_TASK GOAL_
Scan the data below. Pull out each line where "have" occurs.
━━━ THE INPUT ━━━
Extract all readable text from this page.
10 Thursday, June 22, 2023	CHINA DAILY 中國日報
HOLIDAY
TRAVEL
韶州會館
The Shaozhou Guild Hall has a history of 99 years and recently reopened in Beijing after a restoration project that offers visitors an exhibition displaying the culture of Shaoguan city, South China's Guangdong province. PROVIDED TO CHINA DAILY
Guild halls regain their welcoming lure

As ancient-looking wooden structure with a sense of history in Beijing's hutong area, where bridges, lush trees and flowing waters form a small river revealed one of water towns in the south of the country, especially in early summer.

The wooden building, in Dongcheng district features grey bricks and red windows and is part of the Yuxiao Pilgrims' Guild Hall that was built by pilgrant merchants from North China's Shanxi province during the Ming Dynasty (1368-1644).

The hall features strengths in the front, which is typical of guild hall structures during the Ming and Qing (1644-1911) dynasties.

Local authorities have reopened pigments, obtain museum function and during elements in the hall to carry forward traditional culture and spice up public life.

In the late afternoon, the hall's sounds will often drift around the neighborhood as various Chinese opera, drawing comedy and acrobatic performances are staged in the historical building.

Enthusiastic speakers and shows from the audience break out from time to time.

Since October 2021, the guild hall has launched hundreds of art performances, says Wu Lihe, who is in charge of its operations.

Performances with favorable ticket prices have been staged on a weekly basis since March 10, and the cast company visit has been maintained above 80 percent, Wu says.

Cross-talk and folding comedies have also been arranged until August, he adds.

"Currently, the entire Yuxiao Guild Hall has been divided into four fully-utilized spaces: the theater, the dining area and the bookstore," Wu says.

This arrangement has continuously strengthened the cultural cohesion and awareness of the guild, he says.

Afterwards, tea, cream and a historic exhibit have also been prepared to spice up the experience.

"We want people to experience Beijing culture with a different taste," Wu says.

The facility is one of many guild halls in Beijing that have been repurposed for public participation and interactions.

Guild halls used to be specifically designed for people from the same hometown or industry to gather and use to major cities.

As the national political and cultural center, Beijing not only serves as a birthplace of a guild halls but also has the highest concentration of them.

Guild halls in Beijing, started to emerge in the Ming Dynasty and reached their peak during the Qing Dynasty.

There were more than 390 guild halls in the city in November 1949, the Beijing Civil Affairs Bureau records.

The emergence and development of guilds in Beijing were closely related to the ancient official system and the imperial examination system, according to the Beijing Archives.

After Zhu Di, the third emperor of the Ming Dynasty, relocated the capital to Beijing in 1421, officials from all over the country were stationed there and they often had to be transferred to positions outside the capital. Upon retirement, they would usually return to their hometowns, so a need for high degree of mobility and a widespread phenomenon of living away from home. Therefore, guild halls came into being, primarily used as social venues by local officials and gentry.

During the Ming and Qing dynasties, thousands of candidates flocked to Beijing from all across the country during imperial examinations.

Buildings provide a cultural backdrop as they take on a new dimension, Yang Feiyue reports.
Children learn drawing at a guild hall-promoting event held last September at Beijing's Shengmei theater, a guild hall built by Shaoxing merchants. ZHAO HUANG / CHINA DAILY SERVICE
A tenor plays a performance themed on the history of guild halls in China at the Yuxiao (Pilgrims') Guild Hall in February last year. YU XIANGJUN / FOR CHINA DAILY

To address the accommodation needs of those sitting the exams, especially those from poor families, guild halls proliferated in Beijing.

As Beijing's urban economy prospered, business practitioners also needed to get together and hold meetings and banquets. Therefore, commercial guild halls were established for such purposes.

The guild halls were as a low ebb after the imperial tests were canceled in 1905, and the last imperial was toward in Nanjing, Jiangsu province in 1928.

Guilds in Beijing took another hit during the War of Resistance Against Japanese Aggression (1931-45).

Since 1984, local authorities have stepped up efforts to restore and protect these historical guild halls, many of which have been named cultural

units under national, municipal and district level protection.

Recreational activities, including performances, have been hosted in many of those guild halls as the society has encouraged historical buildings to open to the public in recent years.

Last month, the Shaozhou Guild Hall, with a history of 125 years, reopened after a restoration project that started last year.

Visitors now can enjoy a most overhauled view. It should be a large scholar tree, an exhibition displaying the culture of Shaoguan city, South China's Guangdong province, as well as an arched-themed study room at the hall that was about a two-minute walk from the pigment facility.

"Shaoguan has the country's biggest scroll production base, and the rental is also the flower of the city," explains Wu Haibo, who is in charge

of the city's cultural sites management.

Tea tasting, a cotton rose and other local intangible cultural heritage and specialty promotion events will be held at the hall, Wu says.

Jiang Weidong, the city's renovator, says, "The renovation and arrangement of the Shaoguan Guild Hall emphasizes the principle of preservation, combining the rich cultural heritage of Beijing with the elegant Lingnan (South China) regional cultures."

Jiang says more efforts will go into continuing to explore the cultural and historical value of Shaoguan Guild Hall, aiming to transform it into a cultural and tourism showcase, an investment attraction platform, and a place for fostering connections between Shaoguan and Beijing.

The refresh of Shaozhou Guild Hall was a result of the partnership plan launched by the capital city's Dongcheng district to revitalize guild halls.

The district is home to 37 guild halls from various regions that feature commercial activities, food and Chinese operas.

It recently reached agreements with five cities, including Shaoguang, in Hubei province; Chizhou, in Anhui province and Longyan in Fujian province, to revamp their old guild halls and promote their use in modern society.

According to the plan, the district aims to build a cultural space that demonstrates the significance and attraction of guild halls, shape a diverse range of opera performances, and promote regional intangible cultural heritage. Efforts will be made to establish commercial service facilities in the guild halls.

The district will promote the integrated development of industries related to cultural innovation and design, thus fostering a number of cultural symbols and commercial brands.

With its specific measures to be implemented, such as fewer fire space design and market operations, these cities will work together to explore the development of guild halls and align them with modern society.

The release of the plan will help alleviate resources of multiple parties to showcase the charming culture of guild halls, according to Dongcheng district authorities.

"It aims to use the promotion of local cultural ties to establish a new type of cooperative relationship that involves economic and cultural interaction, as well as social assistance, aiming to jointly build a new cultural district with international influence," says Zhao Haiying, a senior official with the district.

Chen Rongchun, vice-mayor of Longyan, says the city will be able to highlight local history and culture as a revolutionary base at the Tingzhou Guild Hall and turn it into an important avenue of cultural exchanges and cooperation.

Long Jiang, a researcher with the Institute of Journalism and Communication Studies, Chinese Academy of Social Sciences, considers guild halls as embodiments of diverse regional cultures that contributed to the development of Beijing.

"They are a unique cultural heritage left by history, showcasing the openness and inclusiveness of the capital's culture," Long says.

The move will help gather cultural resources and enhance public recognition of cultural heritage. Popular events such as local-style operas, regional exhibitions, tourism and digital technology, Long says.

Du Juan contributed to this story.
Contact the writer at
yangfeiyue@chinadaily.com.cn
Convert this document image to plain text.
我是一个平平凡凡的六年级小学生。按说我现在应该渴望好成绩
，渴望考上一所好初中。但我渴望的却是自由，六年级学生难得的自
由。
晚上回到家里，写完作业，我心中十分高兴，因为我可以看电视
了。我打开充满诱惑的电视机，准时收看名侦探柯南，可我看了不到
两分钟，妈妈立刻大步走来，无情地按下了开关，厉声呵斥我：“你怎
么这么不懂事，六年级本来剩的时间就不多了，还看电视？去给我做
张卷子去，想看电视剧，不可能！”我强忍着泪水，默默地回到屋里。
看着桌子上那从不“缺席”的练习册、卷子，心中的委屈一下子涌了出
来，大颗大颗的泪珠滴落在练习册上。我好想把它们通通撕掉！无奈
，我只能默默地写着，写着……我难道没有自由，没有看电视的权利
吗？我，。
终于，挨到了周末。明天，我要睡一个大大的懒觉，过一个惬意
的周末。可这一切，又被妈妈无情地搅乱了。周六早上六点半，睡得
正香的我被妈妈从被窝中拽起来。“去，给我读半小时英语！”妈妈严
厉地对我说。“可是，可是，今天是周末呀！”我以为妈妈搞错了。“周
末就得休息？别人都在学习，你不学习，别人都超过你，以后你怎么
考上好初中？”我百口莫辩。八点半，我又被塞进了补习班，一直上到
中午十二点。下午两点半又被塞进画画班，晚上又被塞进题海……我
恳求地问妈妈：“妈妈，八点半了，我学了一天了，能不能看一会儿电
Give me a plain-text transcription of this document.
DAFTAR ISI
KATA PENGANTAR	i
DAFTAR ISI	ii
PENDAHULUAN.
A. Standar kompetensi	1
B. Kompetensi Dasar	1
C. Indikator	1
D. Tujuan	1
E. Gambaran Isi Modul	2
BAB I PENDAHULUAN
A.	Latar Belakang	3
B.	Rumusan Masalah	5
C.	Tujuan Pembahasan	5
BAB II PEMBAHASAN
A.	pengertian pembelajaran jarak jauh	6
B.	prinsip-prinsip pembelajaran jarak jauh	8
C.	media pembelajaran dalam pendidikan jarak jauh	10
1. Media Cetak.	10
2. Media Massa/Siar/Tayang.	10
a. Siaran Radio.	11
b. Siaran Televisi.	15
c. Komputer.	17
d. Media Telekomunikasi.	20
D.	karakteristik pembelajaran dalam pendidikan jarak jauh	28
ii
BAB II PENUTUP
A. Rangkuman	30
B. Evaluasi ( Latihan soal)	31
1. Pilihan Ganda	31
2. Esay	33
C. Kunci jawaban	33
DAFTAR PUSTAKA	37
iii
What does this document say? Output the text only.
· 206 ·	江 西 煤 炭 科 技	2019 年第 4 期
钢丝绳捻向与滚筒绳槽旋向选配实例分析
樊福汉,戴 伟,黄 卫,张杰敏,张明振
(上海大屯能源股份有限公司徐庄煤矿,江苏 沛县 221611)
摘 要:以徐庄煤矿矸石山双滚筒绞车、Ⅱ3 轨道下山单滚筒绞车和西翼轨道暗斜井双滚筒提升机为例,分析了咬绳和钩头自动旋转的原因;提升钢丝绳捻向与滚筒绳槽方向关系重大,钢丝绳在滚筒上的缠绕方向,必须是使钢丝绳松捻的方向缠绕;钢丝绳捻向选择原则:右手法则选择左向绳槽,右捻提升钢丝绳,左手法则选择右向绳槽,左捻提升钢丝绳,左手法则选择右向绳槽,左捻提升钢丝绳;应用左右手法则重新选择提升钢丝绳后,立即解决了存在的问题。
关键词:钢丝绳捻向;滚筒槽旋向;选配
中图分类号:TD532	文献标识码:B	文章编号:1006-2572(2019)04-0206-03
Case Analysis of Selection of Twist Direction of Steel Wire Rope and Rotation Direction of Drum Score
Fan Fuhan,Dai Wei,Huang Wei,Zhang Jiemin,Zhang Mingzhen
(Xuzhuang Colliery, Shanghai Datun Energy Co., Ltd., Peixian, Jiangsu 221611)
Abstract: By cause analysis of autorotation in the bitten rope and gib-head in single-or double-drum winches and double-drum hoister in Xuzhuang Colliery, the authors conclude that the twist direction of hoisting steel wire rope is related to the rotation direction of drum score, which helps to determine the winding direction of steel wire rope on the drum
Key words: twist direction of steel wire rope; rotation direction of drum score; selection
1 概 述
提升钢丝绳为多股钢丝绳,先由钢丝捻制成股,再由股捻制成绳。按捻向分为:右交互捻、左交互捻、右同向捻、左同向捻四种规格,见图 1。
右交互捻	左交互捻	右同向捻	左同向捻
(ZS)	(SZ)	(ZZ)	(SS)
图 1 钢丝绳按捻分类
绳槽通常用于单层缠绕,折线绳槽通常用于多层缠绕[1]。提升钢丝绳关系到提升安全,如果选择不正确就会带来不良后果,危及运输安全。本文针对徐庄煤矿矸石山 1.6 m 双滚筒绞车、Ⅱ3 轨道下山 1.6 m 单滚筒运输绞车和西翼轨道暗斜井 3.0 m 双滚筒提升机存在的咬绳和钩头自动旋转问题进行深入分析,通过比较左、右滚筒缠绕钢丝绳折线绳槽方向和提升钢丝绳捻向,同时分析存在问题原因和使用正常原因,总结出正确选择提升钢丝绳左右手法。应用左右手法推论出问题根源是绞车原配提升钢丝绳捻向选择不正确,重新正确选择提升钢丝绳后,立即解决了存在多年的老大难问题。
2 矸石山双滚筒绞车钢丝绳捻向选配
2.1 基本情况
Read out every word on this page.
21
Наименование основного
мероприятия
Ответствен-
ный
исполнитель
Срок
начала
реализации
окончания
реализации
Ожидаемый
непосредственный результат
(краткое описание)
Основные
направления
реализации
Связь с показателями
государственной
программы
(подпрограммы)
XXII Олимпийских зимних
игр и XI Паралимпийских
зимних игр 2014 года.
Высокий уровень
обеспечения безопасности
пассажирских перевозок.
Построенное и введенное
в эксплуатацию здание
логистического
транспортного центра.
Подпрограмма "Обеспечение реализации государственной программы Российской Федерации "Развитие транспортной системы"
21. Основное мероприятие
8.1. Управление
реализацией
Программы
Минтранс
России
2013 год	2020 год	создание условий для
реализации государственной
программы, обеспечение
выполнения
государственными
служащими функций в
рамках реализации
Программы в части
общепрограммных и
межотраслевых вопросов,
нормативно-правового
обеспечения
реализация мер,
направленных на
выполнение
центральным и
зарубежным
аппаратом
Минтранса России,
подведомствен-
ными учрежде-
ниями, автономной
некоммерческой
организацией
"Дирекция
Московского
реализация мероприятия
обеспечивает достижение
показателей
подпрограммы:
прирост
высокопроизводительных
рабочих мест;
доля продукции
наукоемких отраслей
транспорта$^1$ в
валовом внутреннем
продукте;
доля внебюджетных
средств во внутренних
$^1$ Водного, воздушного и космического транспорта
━━━
_WRITTEN RESPONSE_
Local authorities have reopened pigments, obtain museum function and during elements in the hall to carry forward traditional culture and spice up public life.
Performances with favorable ticket prices have been staged on a weekly basis since March 10, and the cast company visit has been maintained above 80 percent, Wu says.
Cross-talk and folding comedies have also been arranged until August, he adds.
Afterwards, tea, cream and a historic exhibit have also been prepared to spice up the experience.
The facility is one of many guild halls in Beijing that have been repurposed for public participation and interactions.
Since 1984, local authorities have stepped up efforts to restore and protect these historical guild halls, many of which have been named cultural
Recreational activities, including performances, have been hosted in many of those guild halls as the society has encouraged historical buildings to open to the public in recent years.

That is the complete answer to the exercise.